══ EXTRACTED DATA ══
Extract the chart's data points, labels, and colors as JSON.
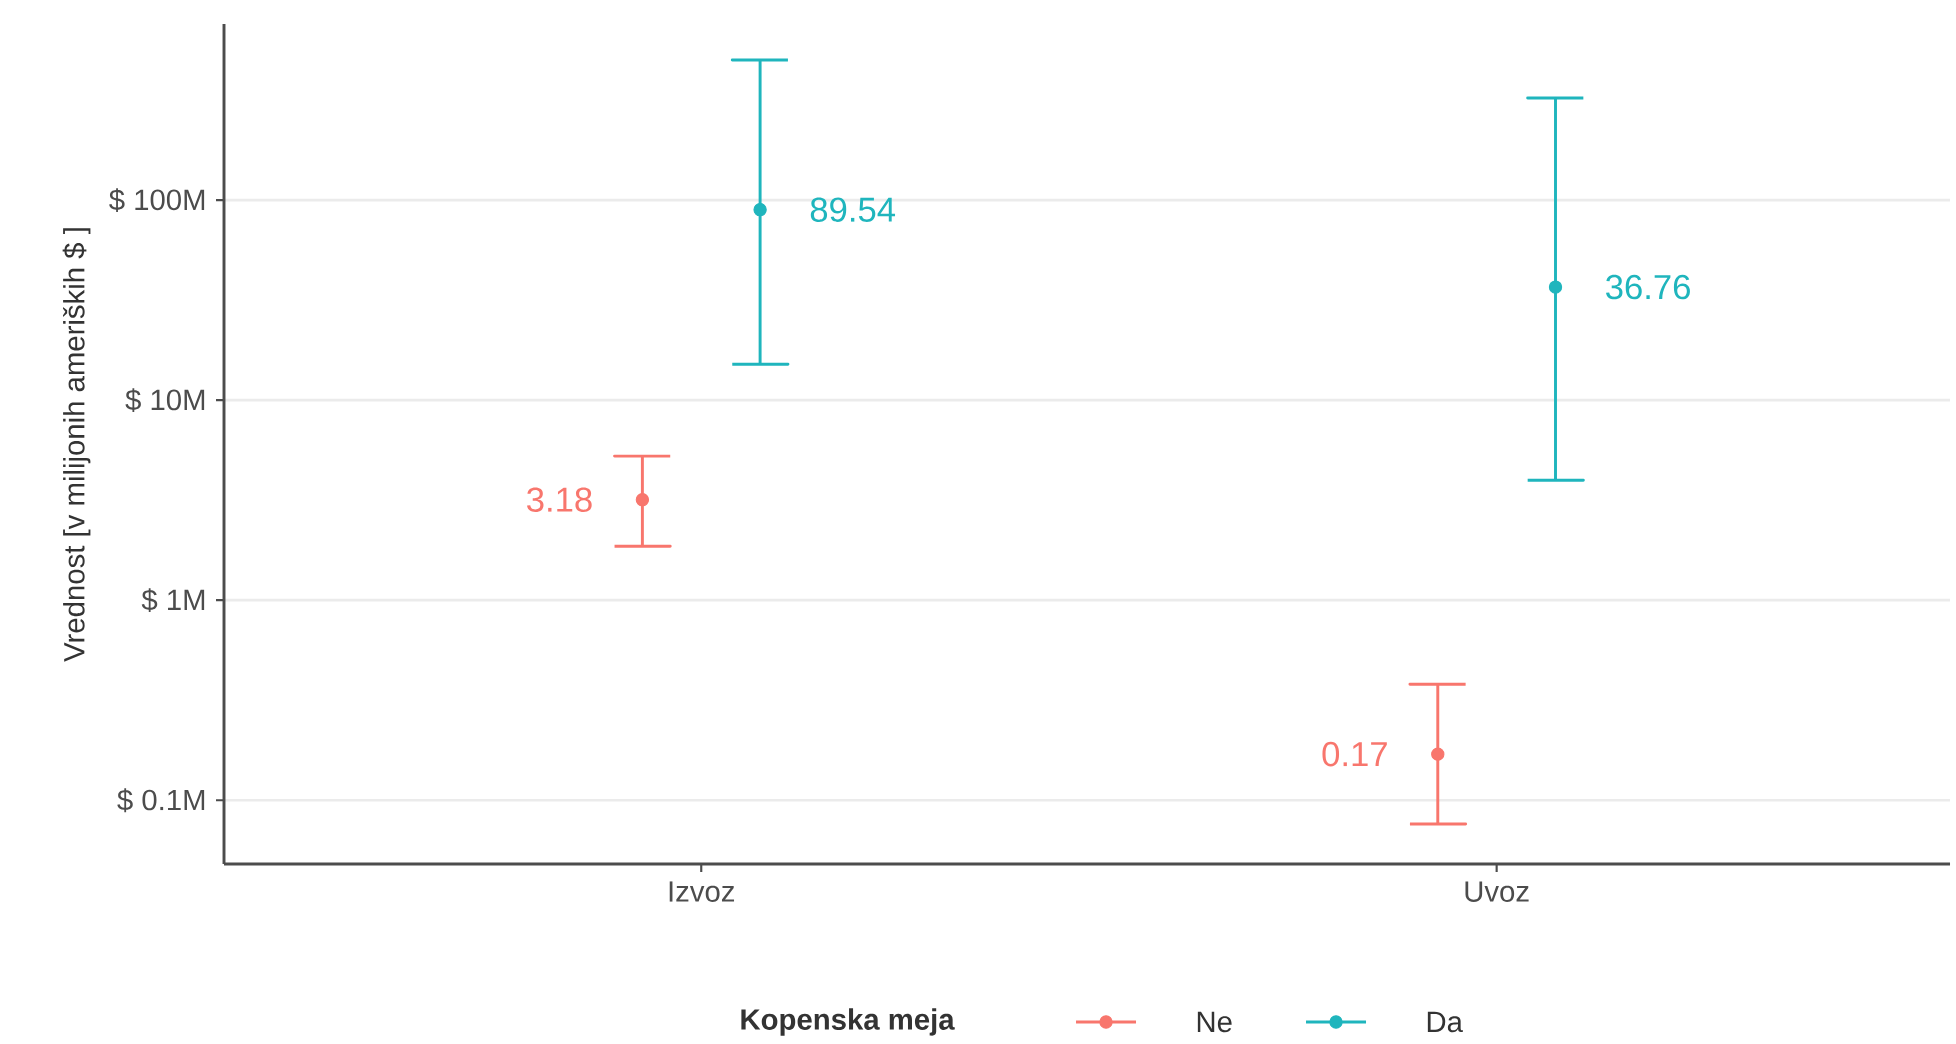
{
  "chart_data": {
    "type": "scatter",
    "ylabel": "Vrednost [v milijonih ameriških $ ]",
    "legend_title": "Kopenska meja",
    "categories": [
      "Izvoz",
      "Uvoz"
    ],
    "series": [
      {
        "name": "Ne",
        "color": "#f8766d",
        "values": [
          3.18,
          0.17
        ],
        "errors": [
          [
            1.86,
            5.25
          ],
          [
            0.076,
            0.38
          ]
        ],
        "value_labels": [
          "3.18",
          "0.17"
        ]
      },
      {
        "name": "Da",
        "color": "#1fb5bd",
        "values": [
          89.54,
          36.76
        ],
        "errors": [
          [
            15.1,
            501
          ],
          [
            3.98,
            324
          ]
        ],
        "value_labels": [
          "89.54",
          "36.76"
        ]
      }
    ],
    "log": "y",
    "ylim": [
      0.048,
      759
    ],
    "yticks": [
      {
        "value": 0.1,
        "label": "$ 0.1M"
      },
      {
        "value": 1,
        "label": "$ 1M"
      },
      {
        "value": 10,
        "label": "$ 10M"
      },
      {
        "value": 100,
        "label": "$ 100M"
      }
    ],
    "grid": "y",
    "legend": "bottom",
    "marker": "circle"
  }
}
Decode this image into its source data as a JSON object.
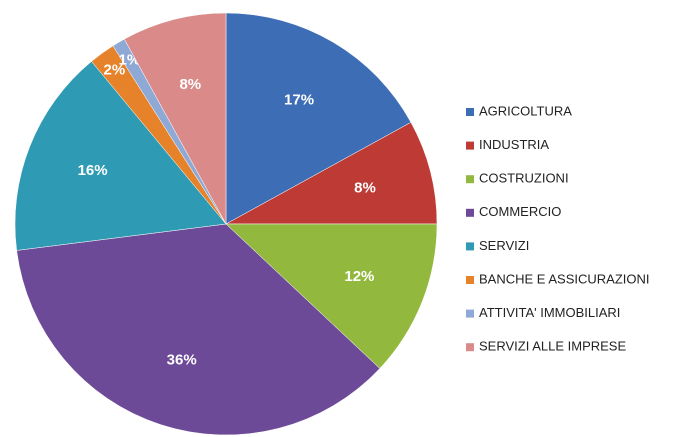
{
  "chart_data": {
    "type": "pie",
    "categories": [
      "AGRICOLTURA",
      "INDUSTRIA",
      "COSTRUZIONI",
      "COMMERCIO",
      "SERVIZI",
      "BANCHE E ASSICURAZIONI",
      "ATTIVITA' IMMOBILIARI",
      "SERVIZI ALLE IMPRESE"
    ],
    "values": [
      17,
      8,
      12,
      36,
      16,
      2,
      1,
      8
    ],
    "value_labels": [
      "17%",
      "8%",
      "12%",
      "36%",
      "16%",
      "2%",
      "1%",
      "8%"
    ],
    "colors": [
      "#3d6db5",
      "#be3a35",
      "#93b83e",
      "#6c4a97",
      "#2f9ab3",
      "#e5822a",
      "#8fa9d6",
      "#d98a89"
    ],
    "legend": "right"
  }
}
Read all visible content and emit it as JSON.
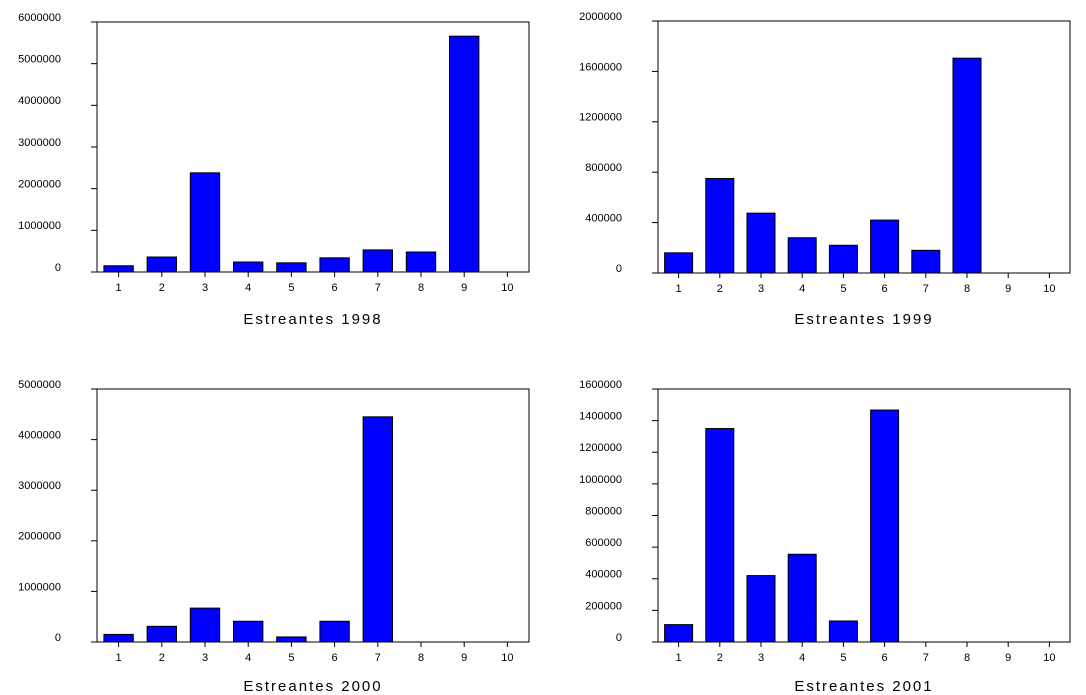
═══
Set down nothing but the lines from the one containing "Decode this image" to the final line above, both included, with every picture left out.

- **SOLUTION TO THIS EXERCISE**
Decode this image into its source data as a JSON object.
{
  "chart_data": {
    "type": "pie",
    "categories": [
      "AGRICOLTURA",
      "INDUSTRIA",
      "COSTRUZIONI",
      "COMMERCIO",
      "SERVIZI",
      "BANCHE E ASSICURAZIONI",
      "ATTIVITA' IMMOBILIARI",
      "SERVIZI ALLE IMPRESE"
    ],
    "values": [
      17,
      8,
      12,
      36,
      16,
      2,
      1,
      8
    ],
    "value_labels": [
      "17%",
      "8%",
      "12%",
      "36%",
      "16%",
      "2%",
      "1%",
      "8%"
    ],
    "colors": [
      "#3d6db5",
      "#be3a35",
      "#93b83e",
      "#6c4a97",
      "#2f9ab3",
      "#e5822a",
      "#8fa9d6",
      "#d98a89"
    ],
    "legend": "right"
  }
}
Read all visible content and emit it as JSON.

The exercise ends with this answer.